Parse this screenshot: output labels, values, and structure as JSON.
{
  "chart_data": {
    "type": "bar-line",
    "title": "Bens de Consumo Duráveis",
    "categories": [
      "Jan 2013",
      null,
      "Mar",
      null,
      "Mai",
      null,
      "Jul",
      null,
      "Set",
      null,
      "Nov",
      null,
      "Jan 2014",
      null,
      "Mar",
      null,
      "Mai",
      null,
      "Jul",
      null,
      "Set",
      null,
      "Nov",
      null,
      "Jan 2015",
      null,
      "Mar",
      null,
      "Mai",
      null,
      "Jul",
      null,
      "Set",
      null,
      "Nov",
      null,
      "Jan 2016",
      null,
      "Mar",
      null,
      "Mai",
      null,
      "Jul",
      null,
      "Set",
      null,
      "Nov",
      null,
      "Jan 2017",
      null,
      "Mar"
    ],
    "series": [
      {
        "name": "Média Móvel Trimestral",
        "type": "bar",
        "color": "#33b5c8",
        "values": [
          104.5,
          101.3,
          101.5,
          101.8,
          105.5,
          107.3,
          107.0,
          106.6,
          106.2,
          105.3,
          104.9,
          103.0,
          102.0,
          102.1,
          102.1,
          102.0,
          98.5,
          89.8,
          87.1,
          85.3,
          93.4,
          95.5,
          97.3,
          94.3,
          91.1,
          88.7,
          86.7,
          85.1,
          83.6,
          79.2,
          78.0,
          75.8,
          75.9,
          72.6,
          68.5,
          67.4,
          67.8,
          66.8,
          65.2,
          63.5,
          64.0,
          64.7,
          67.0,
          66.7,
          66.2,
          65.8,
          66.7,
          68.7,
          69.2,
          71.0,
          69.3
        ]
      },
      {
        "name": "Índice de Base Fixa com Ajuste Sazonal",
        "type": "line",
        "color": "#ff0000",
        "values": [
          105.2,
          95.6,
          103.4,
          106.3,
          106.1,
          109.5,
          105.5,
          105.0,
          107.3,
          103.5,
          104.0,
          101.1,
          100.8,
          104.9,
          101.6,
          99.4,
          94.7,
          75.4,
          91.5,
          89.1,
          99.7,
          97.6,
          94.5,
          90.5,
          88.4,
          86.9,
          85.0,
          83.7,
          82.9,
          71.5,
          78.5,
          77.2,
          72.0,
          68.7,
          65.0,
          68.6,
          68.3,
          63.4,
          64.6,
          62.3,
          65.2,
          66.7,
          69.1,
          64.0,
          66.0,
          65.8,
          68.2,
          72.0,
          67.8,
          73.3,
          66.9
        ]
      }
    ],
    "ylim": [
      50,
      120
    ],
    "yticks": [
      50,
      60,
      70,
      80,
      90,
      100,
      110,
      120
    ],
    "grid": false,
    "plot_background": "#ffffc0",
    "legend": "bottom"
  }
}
□ □ □ □ □
▶ _INSTRUCTIONS TO FOLLOW_: Faithfully reproduce all of the records, character for character.

▶ _SOLUTION FOR THIS TASK_:
Parse this screenshot: output labels, values, and structure as JSON.
{
  "chart_data": {
    "type": "bar-line",
    "title": "Bens de Consumo Duráveis",
    "categories": [
      "Jan 2013",
      null,
      "Mar",
      null,
      "Mai",
      null,
      "Jul",
      null,
      "Set",
      null,
      "Nov",
      null,
      "Jan 2014",
      null,
      "Mar",
      null,
      "Mai",
      null,
      "Jul",
      null,
      "Set",
      null,
      "Nov",
      null,
      "Jan 2015",
      null,
      "Mar",
      null,
      "Mai",
      null,
      "Jul",
      null,
      "Set",
      null,
      "Nov",
      null,
      "Jan 2016",
      null,
      "Mar",
      null,
      "Mai",
      null,
      "Jul",
      null,
      "Set",
      null,
      "Nov",
      null,
      "Jan 2017",
      null,
      "Mar"
    ],
    "series": [
      {
        "name": "Média Móvel Trimestral",
        "type": "bar",
        "color": "#33b5c8",
        "values": [
          104.5,
          101.3,
          101.5,
          101.8,
          105.5,
          107.3,
          107.0,
          106.6,
          106.2,
          105.3,
          104.9,
          103.0,
          102.0,
          102.1,
          102.1,
          102.0,
          98.5,
          89.8,
          87.1,
          85.3,
          93.4,
          95.5,
          97.3,
          94.3,
          91.1,
          88.7,
          86.7,
          85.1,
          83.6,
          79.2,
          78.0,
          75.8,
          75.9,
          72.6,
          68.5,
          67.4,
          67.8,
          66.8,
          65.2,
          63.5,
          64.0,
          64.7,
          67.0,
          66.7,
          66.2,
          65.8,
          66.7,
          68.7,
          69.2,
          71.0,
          69.3
        ]
      },
      {
        "name": "Índice de Base Fixa com Ajuste Sazonal",
        "type": "line",
        "color": "#ff0000",
        "values": [
          105.2,
          95.6,
          103.4,
          106.3,
          106.1,
          109.5,
          105.5,
          105.0,
          107.3,
          103.5,
          104.0,
          101.1,
          100.8,
          104.9,
          101.6,
          99.4,
          94.7,
          75.4,
          91.5,
          89.1,
          99.7,
          97.6,
          94.5,
          90.5,
          88.4,
          86.9,
          85.0,
          83.7,
          82.9,
          71.5,
          78.5,
          77.2,
          72.0,
          68.7,
          65.0,
          68.6,
          68.3,
          63.4,
          64.6,
          62.3,
          65.2,
          66.7,
          69.1,
          64.0,
          66.0,
          65.8,
          68.2,
          72.0,
          67.8,
          73.3,
          66.9
        ]
      }
    ],
    "ylim": [
      50,
      120
    ],
    "yticks": [
      50,
      60,
      70,
      80,
      90,
      100,
      110,
      120
    ],
    "grid": false,
    "plot_background": "#ffffc0",
    "legend": "bottom"
  }
}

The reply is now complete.